[Figure contents as structured data]
-- START --

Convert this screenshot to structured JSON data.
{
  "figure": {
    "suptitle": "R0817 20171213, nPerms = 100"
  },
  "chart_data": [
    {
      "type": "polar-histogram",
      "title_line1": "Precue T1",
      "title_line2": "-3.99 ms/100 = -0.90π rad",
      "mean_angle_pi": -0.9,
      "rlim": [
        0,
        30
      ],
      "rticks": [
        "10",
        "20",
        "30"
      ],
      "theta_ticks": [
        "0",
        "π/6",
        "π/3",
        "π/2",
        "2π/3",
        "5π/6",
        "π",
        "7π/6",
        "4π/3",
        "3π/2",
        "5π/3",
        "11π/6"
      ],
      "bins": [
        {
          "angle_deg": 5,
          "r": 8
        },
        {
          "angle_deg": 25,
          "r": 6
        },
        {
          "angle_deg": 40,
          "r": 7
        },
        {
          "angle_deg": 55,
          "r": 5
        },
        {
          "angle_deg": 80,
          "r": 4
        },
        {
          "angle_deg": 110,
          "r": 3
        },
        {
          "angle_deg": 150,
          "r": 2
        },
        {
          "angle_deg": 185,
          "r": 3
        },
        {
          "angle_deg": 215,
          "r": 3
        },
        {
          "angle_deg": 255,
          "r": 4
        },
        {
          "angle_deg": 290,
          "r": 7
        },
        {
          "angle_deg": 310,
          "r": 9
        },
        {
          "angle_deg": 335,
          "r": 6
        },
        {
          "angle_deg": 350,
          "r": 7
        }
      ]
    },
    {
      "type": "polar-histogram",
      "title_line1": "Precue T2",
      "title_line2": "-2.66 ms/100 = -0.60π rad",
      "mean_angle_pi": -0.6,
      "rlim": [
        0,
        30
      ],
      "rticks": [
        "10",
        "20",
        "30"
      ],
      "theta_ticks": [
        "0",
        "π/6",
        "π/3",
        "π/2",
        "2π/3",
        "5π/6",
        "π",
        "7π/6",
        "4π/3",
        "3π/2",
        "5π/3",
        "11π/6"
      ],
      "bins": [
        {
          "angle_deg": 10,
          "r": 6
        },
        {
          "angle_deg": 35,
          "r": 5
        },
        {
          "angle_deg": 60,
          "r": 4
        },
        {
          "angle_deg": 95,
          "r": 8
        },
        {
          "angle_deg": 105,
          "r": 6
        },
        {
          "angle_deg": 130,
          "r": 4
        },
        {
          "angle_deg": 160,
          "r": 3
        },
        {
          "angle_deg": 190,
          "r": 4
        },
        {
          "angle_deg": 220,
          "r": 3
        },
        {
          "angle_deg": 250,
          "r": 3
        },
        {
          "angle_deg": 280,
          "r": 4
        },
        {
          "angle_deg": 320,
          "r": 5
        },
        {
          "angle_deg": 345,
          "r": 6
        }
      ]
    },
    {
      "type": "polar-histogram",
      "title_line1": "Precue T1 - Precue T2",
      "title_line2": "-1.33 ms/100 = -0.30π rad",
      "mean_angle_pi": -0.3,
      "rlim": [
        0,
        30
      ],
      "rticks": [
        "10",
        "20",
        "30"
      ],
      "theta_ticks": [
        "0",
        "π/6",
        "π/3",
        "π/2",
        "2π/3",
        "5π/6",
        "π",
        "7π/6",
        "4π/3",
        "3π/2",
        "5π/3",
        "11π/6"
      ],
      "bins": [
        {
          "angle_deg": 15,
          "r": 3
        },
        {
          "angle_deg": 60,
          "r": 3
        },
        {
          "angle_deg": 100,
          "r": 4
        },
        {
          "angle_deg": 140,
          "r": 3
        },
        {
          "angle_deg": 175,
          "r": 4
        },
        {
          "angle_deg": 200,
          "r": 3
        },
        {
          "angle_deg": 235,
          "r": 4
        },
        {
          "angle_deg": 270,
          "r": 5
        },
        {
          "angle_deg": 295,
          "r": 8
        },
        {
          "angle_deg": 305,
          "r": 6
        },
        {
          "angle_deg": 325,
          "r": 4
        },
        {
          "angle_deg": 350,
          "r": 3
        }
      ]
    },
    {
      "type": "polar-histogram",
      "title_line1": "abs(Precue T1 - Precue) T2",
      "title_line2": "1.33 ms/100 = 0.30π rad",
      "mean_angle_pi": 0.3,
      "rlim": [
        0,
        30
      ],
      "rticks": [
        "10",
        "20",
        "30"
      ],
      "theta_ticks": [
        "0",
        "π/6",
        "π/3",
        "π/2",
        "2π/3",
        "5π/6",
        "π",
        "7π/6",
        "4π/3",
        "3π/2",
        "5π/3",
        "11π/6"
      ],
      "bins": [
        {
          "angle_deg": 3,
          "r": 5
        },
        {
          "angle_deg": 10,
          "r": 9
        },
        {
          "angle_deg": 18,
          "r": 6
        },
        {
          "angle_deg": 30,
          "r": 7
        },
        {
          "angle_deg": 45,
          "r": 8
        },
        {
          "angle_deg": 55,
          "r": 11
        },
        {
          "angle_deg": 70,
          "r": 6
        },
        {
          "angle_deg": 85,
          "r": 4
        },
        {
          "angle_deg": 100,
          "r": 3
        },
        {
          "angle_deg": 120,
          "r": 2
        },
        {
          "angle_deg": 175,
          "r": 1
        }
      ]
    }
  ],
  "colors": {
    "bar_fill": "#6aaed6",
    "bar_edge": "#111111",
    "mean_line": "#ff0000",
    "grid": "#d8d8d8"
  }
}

-- END --
-- START --

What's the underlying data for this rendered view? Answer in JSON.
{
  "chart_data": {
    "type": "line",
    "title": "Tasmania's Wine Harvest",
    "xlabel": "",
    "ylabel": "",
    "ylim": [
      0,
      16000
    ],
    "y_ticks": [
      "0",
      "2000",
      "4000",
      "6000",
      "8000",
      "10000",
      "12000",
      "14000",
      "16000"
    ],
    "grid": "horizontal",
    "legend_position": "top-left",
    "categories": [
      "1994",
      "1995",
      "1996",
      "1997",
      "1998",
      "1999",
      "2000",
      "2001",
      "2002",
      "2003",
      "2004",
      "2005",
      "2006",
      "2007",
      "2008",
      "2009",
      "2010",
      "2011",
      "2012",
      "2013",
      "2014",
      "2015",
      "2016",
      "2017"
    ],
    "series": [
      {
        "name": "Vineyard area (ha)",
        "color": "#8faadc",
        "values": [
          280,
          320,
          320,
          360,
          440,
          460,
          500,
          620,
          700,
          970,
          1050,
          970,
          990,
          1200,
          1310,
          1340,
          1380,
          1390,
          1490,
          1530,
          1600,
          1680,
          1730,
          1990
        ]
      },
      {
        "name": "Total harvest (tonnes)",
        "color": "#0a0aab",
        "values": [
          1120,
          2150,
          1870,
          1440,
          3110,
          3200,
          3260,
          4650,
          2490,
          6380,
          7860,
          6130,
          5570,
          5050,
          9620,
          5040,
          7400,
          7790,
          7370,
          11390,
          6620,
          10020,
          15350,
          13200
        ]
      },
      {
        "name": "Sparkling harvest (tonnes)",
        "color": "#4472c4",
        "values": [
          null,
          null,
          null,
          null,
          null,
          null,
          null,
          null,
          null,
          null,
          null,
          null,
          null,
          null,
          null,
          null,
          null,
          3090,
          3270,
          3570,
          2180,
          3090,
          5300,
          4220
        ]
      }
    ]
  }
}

-- END --

- [Stated task]
In the records above, how many lines contain the string "this"? State that number only.

- [Problem solution]
2